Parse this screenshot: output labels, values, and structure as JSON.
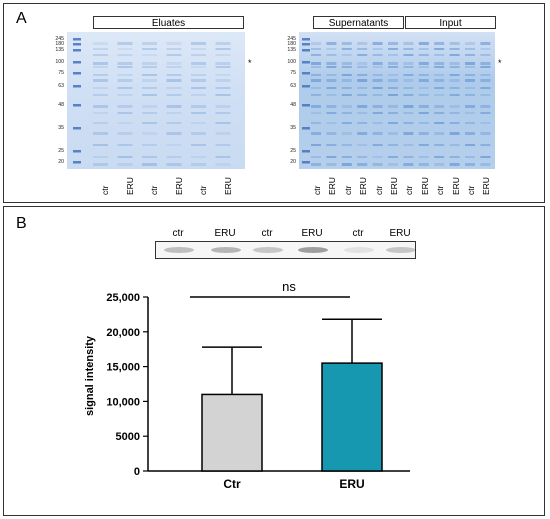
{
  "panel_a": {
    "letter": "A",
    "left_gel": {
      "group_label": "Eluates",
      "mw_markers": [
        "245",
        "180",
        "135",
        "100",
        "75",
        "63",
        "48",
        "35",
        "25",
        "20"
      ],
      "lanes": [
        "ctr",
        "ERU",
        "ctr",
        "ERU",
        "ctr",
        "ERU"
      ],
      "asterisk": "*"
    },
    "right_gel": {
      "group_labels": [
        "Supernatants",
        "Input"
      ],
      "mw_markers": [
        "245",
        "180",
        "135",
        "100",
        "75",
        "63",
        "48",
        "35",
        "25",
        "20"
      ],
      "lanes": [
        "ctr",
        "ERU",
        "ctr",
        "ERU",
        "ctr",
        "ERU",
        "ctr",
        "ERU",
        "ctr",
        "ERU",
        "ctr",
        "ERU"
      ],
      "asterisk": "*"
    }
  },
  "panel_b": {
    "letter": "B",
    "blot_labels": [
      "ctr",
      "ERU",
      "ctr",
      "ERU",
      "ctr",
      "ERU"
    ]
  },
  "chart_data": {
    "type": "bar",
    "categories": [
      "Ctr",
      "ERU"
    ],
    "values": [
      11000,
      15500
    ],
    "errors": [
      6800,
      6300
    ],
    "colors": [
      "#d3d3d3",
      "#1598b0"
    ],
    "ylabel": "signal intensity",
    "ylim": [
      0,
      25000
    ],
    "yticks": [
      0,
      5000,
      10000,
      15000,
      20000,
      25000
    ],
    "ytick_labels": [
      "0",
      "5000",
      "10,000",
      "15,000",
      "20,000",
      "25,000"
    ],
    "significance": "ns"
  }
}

## What you are asked to do
All the records need to be repeated exactly, with the images dropped.

## Correct response
Parse this screenshot: output labels, values, and structure as JSON.
{
  "panel_a": {
    "letter": "A",
    "left_gel": {
      "group_label": "Eluates",
      "mw_markers": [
        "245",
        "180",
        "135",
        "100",
        "75",
        "63",
        "48",
        "35",
        "25",
        "20"
      ],
      "lanes": [
        "ctr",
        "ERU",
        "ctr",
        "ERU",
        "ctr",
        "ERU"
      ],
      "asterisk": "*"
    },
    "right_gel": {
      "group_labels": [
        "Supernatants",
        "Input"
      ],
      "mw_markers": [
        "245",
        "180",
        "135",
        "100",
        "75",
        "63",
        "48",
        "35",
        "25",
        "20"
      ],
      "lanes": [
        "ctr",
        "ERU",
        "ctr",
        "ERU",
        "ctr",
        "ERU",
        "ctr",
        "ERU",
        "ctr",
        "ERU",
        "ctr",
        "ERU"
      ],
      "asterisk": "*"
    }
  },
  "panel_b": {
    "letter": "B",
    "blot_labels": [
      "ctr",
      "ERU",
      "ctr",
      "ERU",
      "ctr",
      "ERU"
    ]
  },
  "chart_data": {
    "type": "bar",
    "categories": [
      "Ctr",
      "ERU"
    ],
    "values": [
      11000,
      15500
    ],
    "errors": [
      6800,
      6300
    ],
    "colors": [
      "#d3d3d3",
      "#1598b0"
    ],
    "ylabel": "signal intensity",
    "ylim": [
      0,
      25000
    ],
    "yticks": [
      0,
      5000,
      10000,
      15000,
      20000,
      25000
    ],
    "ytick_labels": [
      "0",
      "5000",
      "10,000",
      "15,000",
      "20,000",
      "25,000"
    ],
    "significance": "ns"
  }
}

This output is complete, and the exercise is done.